### Given task
Transcribe the records below exactly as they appear, omitting any pictures.

### Given records

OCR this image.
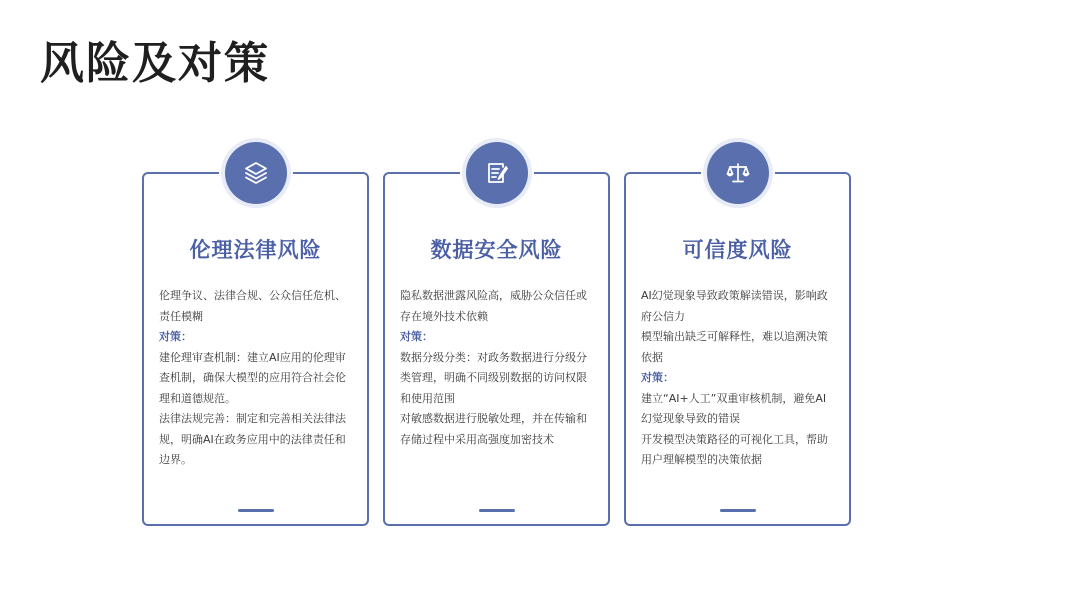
风险及对策
伦理法律风险

伦理争议、法律合规、公众信任危机、责任模糊

对策：

建伦理审查机制：建立AI应用的伦理审查机制，确保大模型的应用符合社会伦理和道德规范。

法律法规完善：制定和完善相关法律法规，明确AI在政务应用中的法律责任和边界。

数据安全风险

隐私数据泄露风险高，威胁公众信任或存在境外技术依赖

对策：

数据分级分类：对政务数据进行分级分类管理，明确不同级别数据的访问权限和使用范围

对敏感数据进行脱敏处理，并在传输和存储过程中采用高强度加密技术

可信度风险

AI幻觉现象导致政策解读错误，影响政府公信力

模型输出缺乏可解释性，难以追溯决策依据

对策：

建立“AI+人工”双重审核机制，避免AI幻觉现象导致的错误

开发模型决策路径的可视化工具，帮助用户理解模型的决策依据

### Result for this exercise
OCR this image.
风险及对策
伦理法律风险

伦理争议、法律合规、公众信任危机、责任模糊

对策：

建伦理审查机制：建立AI应用的伦理审查机制，确保大模型的应用符合社会伦理和道德规范。

法律法规完善：制定和完善相关法律法规，明确AI在政务应用中的法律责任和边界。

数据安全风险

隐私数据泄露风险高，威胁公众信任或存在境外技术依赖

对策：

数据分级分类：对政务数据进行分级分类管理，明确不同级别数据的访问权限和使用范围

对敏感数据进行脱敏处理，并在传输和存储过程中采用高强度加密技术

可信度风险

AI幻觉现象导致政策解读错误，影响政府公信力

模型输出缺乏可解释性，难以追溯决策依据

对策：

建立“AI+人工”双重审核机制，避免AI幻觉现象导致的错误

开发模型决策路径的可视化工具，帮助用户理解模型的决策依据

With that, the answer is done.